Lines that hold the word "screenshot" should be located and copied.

-- -- --

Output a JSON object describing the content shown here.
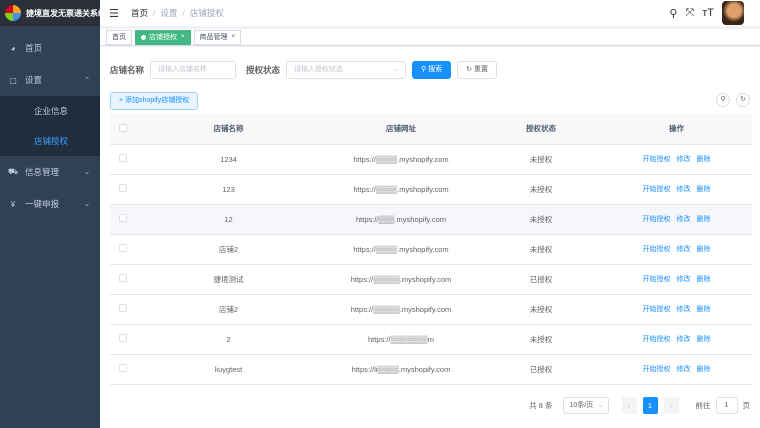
{
  "app": {
    "title": "捷境直发无票通关系统"
  },
  "sidebar": {
    "items": [
      {
        "label": "首页",
        "icon": "dashboard-icon",
        "glyph": "◕"
      },
      {
        "label": "设置",
        "icon": "settings-icon",
        "glyph": "▢",
        "expanded": true,
        "children": [
          {
            "label": "企业信息"
          },
          {
            "label": "店铺授权",
            "active": true
          }
        ]
      },
      {
        "label": "信息管理",
        "icon": "cart-icon",
        "glyph": "⛟"
      },
      {
        "label": "一键申报",
        "icon": "yen-icon",
        "glyph": "¥"
      }
    ]
  },
  "navbar": {
    "breadcrumb": [
      "首页",
      "设置",
      "店铺授权"
    ],
    "icons": {
      "search": "⚲",
      "fullscreen": "⤧",
      "size": "ᴛT"
    }
  },
  "tags": [
    {
      "label": "首页",
      "active": false
    },
    {
      "label": "店铺授权",
      "active": true
    },
    {
      "label": "商品管理",
      "active": false
    }
  ],
  "filter": {
    "shop_name_label": "店铺名称",
    "shop_name_placeholder": "请输入店铺名称",
    "auth_status_label": "授权状态",
    "auth_status_placeholder": "请输入授权状态",
    "search_label": "搜索",
    "reset_label": "重置"
  },
  "toolbar": {
    "add_label": "添加shopify店铺授权"
  },
  "table": {
    "headers": [
      "店铺名称",
      "店铺网址",
      "授权状态",
      "操作"
    ],
    "rows": [
      {
        "name": "1234",
        "url": "https://▒▒▒▒.myshopify.com",
        "status": "未授权"
      },
      {
        "name": "123",
        "url": "https://▒▒▒▒.myshopify.com",
        "status": "未授权"
      },
      {
        "name": "12",
        "url": "https://▒▒▒.myshopify.com",
        "status": "未授权"
      },
      {
        "name": "店铺2",
        "url": "https://▒▒▒▒.myshopify.com",
        "status": "未授权"
      },
      {
        "name": "捷境测试",
        "url": "https://▒▒▒▒▒.myshopify.com",
        "status": "已授权"
      },
      {
        "name": "店铺2",
        "url": "https://▒▒▒▒▒.myshopify.com",
        "status": "未授权"
      },
      {
        "name": "2",
        "url": "https://▒▒▒▒▒▒▒m",
        "status": "未授权"
      },
      {
        "name": "liuygtest",
        "url": "https://li▒▒▒▒.myshopify.com",
        "status": "已授权"
      }
    ],
    "actions": [
      "开始授权",
      "修改",
      "删除"
    ]
  },
  "pagination": {
    "total_text": "共 8 条",
    "page_size": "10条/页",
    "current_page": "1",
    "goto_label": "前往",
    "goto_value": "1",
    "page_unit": "页"
  }
}
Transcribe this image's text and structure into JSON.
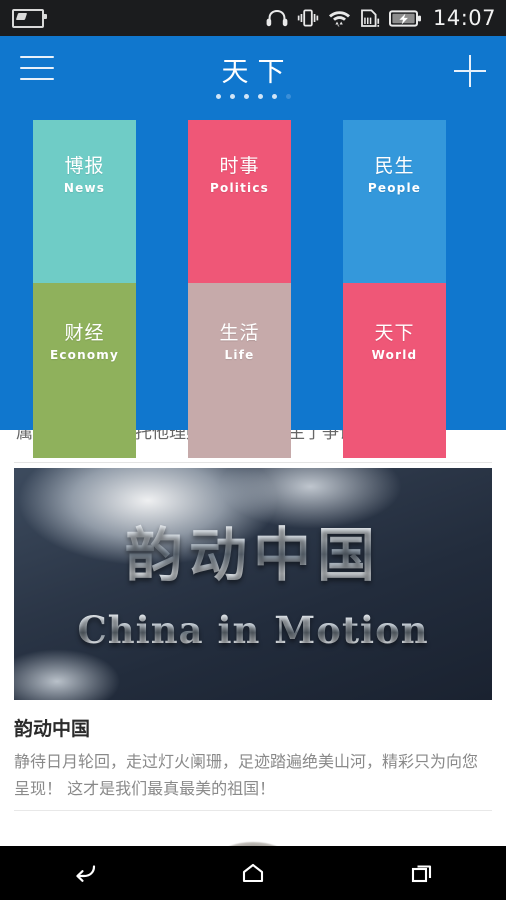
{
  "statusbar": {
    "clock": "14:07",
    "icons_left": [
      "battery-saver-icon"
    ],
    "icons_right": [
      "headphones-icon",
      "vibrate-icon",
      "wifi-icon",
      "sd-card-alert-icon",
      "battery-charging-icon"
    ]
  },
  "appbar": {
    "title": "天下",
    "menu_icon": "hamburger-menu-icon",
    "add_icon": "plus-icon",
    "pager": {
      "total": 6,
      "active": 5
    }
  },
  "categories": [
    {
      "cn": "博报",
      "en": "News",
      "color": "#6FCCC6"
    },
    {
      "cn": "时事",
      "en": "Politics",
      "color": "#EF5777"
    },
    {
      "cn": "民生",
      "en": "People",
      "color": "#3498DB"
    },
    {
      "cn": "财经",
      "en": "Economy",
      "color": "#8FB15C"
    },
    {
      "cn": "生活",
      "en": "Life",
      "color": "#C6AAAA"
    },
    {
      "cn": "天下",
      "en": "World",
      "color": "#EF5777"
    }
  ],
  "feed": {
    "clipped_text": "属，周老汉跟委托他理财的孙女士产生了争议",
    "article": {
      "banner_cn": "韵动中国",
      "banner_en": "China in Motion",
      "title": "韵动中国",
      "desc": "静待日月轮回，走过灯火阑珊，足迹踏遍绝美山河，精彩只为向您呈现！ 这才是我们最真最美的祖国！"
    }
  },
  "navbar": {
    "back": "back-icon",
    "home": "home-icon",
    "recents": "recents-icon"
  },
  "colors": {
    "brand_blue": "#1077CE",
    "statusbar_bg": "#1B1C1E",
    "navbar_bg": "#000000"
  }
}
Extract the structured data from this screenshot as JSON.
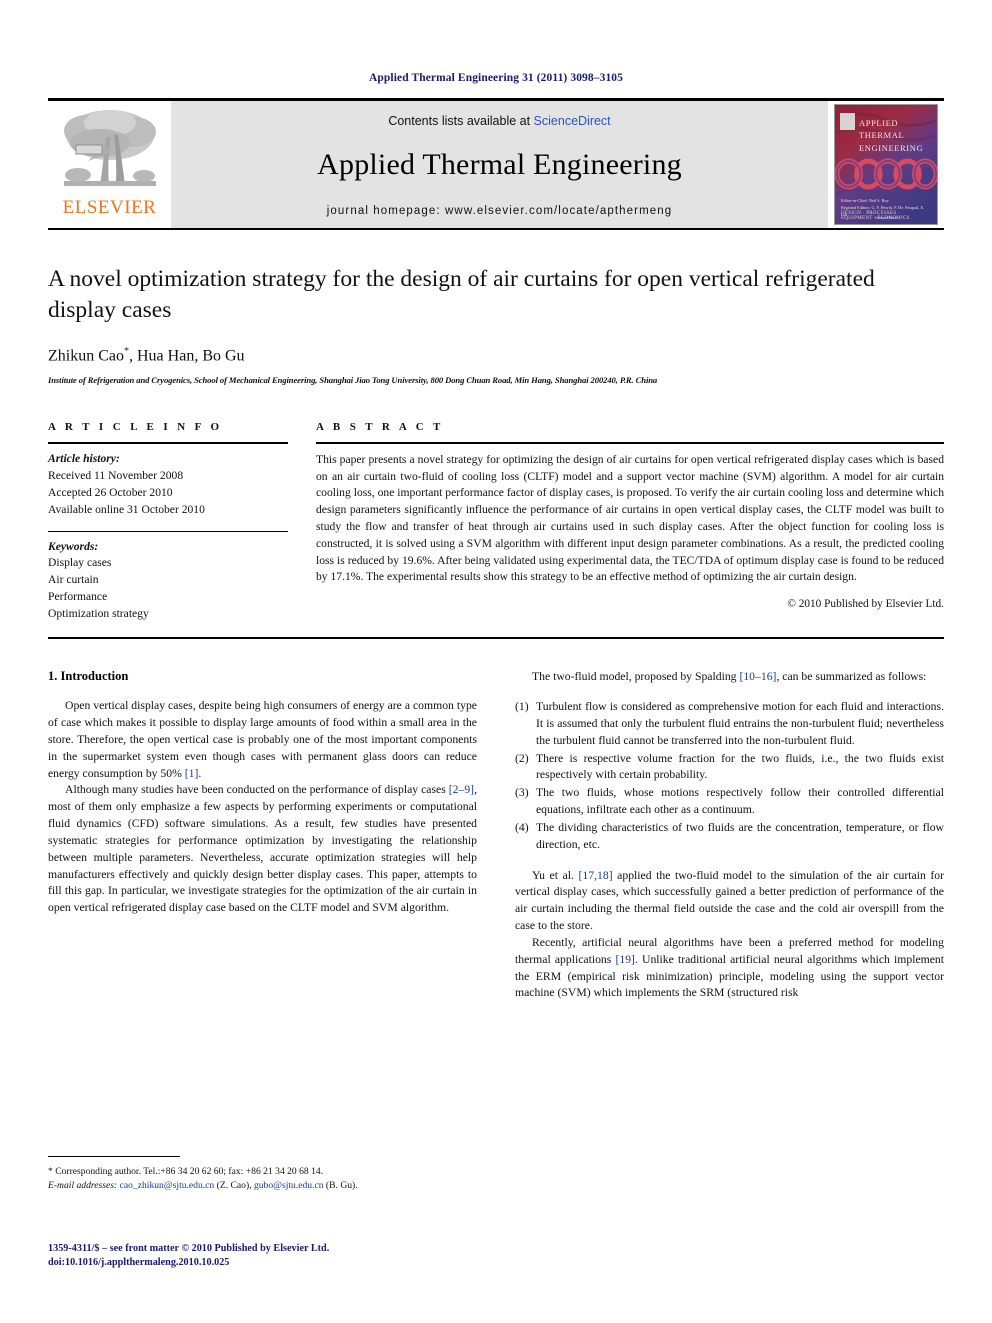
{
  "running_head": "Applied Thermal Engineering 31 (2011) 3098–3105",
  "masthead": {
    "contents_prefix": "Contents lists available at ",
    "sciencedirect": "ScienceDirect",
    "journal_name": "Applied Thermal Engineering",
    "homepage": "journal homepage: www.elsevier.com/locate/apthermeng",
    "publisher_wordmark": "ELSEVIER",
    "accent_orange": "#E87722",
    "link_blue": "#2b56b5"
  },
  "cover": {
    "title_line1": "APPLIED",
    "title_line2": "THERMAL",
    "title_line3": "ENGINEERING",
    "editors_line1": "Editor-in-Chief: Neil S. Roy",
    "editors_line2": "Regional Editors: G. F. Hewitt, P. De. Pasqual, X. Liu",
    "keywords": "DESIGN  ·  PROCESSES  ·  EQUIPMENT  ·  ECONOMICS",
    "footer": "ScienceDirect"
  },
  "article": {
    "title": "A novel optimization strategy for the design of air curtains for open vertical refrigerated display cases",
    "authors": "Zhikun Cao",
    "author_marker": "*",
    "authors_rest": ", Hua Han, Bo Gu",
    "affiliation": "Institute of Refrigeration and Cryogenics, School of Mechanical Engineering, Shanghai Jiao Tong University, 800 Dong Chuan Road, Min Hang, Shanghai 200240, P.R. China"
  },
  "info": {
    "heading": "A R T I C L E   I N F O",
    "history_label": "Article history:",
    "history": [
      "Received 11 November 2008",
      "Accepted 26 October 2010",
      "Available online 31 October 2010"
    ],
    "keywords_label": "Keywords:",
    "keywords": [
      "Display cases",
      "Air curtain",
      "Performance",
      "Optimization strategy"
    ]
  },
  "abstract": {
    "heading": "A B S T R A C T",
    "text": "This paper presents a novel strategy for optimizing the design of air curtains for open vertical refrigerated display cases which is based on an air curtain two-fluid of cooling loss (CLTF) model and a support vector machine (SVM) algorithm. A model for air curtain cooling loss, one important performance factor of display cases, is proposed. To verify the air curtain cooling loss and determine which design parameters significantly influence the performance of air curtains in open vertical display cases, the CLTF model was built to study the flow and transfer of heat through air curtains used in such display cases. After the object function for cooling loss is constructed, it is solved using a SVM algorithm with different input design parameter combinations. As a result, the predicted cooling loss is reduced by 19.6%. After being validated using experimental data, the TEC/TDA of optimum display case is found to be reduced by 17.1%. The experimental results show this strategy to be an effective method of optimizing the air curtain design.",
    "copyright": "© 2010 Published by Elsevier Ltd."
  },
  "body": {
    "section_title": "1.  Introduction",
    "left_p1_a": "Open vertical display cases, despite being high consumers of energy are a common type of case which makes it possible to display large amounts of food within a small area in the store. Therefore, the open vertical case is probably one of the most important components in the supermarket system even though cases with permanent glass doors can reduce energy consumption by 50% ",
    "left_p1_cite": "[1]",
    "left_p1_b": ".",
    "left_p2_a": "Although many studies have been conducted on the performance of display cases ",
    "left_p2_cite": "[2–9]",
    "left_p2_b": ", most of them only emphasize a few aspects by performing experiments or computational fluid dynamics (CFD) software simulations. As a result, few studies have presented systematic strategies for performance optimization by investigating the relationship between multiple parameters. Nevertheless, accurate optimization strategies will help manufacturers effectively and quickly design better display cases. This paper, attempts to fill this gap. In particular, we investigate strategies for the optimization of the air curtain in open vertical refrigerated display case based on the CLTF model and SVM algorithm.",
    "right_p1_a": "The two-fluid model, proposed by Spalding ",
    "right_p1_cite": "[10–16]",
    "right_p1_b": ", can be summarized as follows:",
    "list": [
      {
        "marker": "(1)",
        "text": "Turbulent flow is considered as comprehensive motion for each fluid and interactions. It is assumed that only the turbulent fluid entrains the non-turbulent fluid; nevertheless the turbulent fluid cannot be transferred into the non-turbulent fluid."
      },
      {
        "marker": "(2)",
        "text": "There is respective volume fraction for the two fluids, i.e., the two fluids exist respectively with certain probability."
      },
      {
        "marker": "(3)",
        "text": "The two fluids, whose motions respectively follow their controlled differential equations, infiltrate each other as a continuum."
      },
      {
        "marker": "(4)",
        "text": "The dividing characteristics of two fluids are the concentration, temperature, or flow direction, etc."
      }
    ],
    "right_p2_a": "Yu et al. ",
    "right_p2_cite": "[17,18]",
    "right_p2_b": " applied the two-fluid model to the simulation of the air curtain for vertical display cases, which successfully gained a better prediction of performance of the air curtain including the thermal field outside the case and the cold air overspill from the case to the store.",
    "right_p3_a": "Recently, artificial neural algorithms have been a preferred method for modeling thermal applications ",
    "right_p3_cite": "[19]",
    "right_p3_b": ". Unlike traditional artificial neural algorithms which implement the ERM (empirical risk minimization) principle, modeling using the support vector machine (SVM) which implements the SRM (structured risk"
  },
  "footnotes": {
    "corresponding": "* Corresponding author. Tel.:+86 34 20 62 60; fax: +86 21 34 20 68 14.",
    "email_label": "E-mail addresses:",
    "email1": "cao_zhikun@sjtu.edu.cn",
    "email1_who": " (Z. Cao), ",
    "email2": "gubo@sjtu.edu.cn",
    "email2_who": " (B. Gu)."
  },
  "colophon": {
    "line1": "1359-4311/$ – see front matter © 2010 Published by Elsevier Ltd.",
    "line2": "doi:10.1016/j.applthermaleng.2010.10.025"
  }
}
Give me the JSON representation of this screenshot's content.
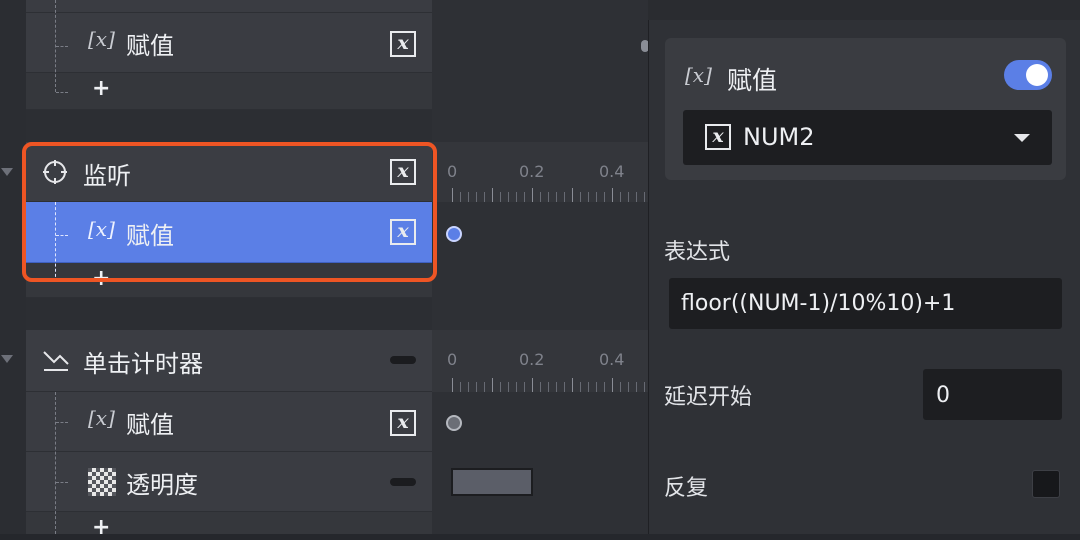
{
  "layers": {
    "group0": {
      "assign_label": "赋值",
      "add_label": "+"
    },
    "listen": {
      "title": "监听",
      "assign_label": "赋值",
      "add_label": "+"
    },
    "click_timer": {
      "title": "单击计时器",
      "assign_label": "赋值",
      "opacity_label": "透明度",
      "add_label": "+"
    }
  },
  "icons": {
    "x_inline": "[x]",
    "x_box": "x",
    "listen": "target-icon",
    "click_timer": "trend-icon",
    "opacity": "checkerboard-icon"
  },
  "timeline": {
    "ticks": [
      "0",
      "0.2",
      "0.4"
    ]
  },
  "panel": {
    "card_title": "赋值",
    "toggle_on": true,
    "variable_select": "NUM2",
    "expression_label": "表达式",
    "expression_value": "floor((NUM-1)/10%10)+1",
    "delay_label": "延迟开始",
    "delay_value": "0",
    "repeat_label": "反复"
  },
  "colors": {
    "accent": "#5b7fe6",
    "highlight": "#ee5524"
  }
}
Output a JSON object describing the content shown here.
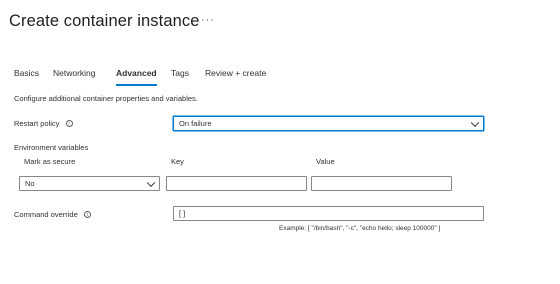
{
  "page": {
    "title": "Create container instance",
    "more_glyph": "···"
  },
  "tabs": [
    {
      "label": "Basics",
      "active": false
    },
    {
      "label": "Networking",
      "active": false
    },
    {
      "label": "Advanced",
      "active": true
    },
    {
      "label": "Tags",
      "active": false
    },
    {
      "label": "Review + create",
      "active": false
    }
  ],
  "description": "Configure additional container properties and variables.",
  "restart_policy": {
    "label": "Restart policy",
    "info_glyph": "i",
    "value": "On failure"
  },
  "env_vars": {
    "label": "Environment variables",
    "col_secure": "Mark as secure",
    "col_key": "Key",
    "col_value": "Value",
    "row": {
      "secure_value": "No",
      "key": "",
      "value": ""
    }
  },
  "command_override": {
    "label": "Command override",
    "info_glyph": "i",
    "value": "[ ]",
    "example": "Example: [ \"/bin/bash\", \"-c\", \"echo hello; sleep 100000\" ]"
  }
}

-- -- --

Problem solution:
Extract the structured data from this screenshot as JSON.
Give me the JSON representation of this screenshot's content.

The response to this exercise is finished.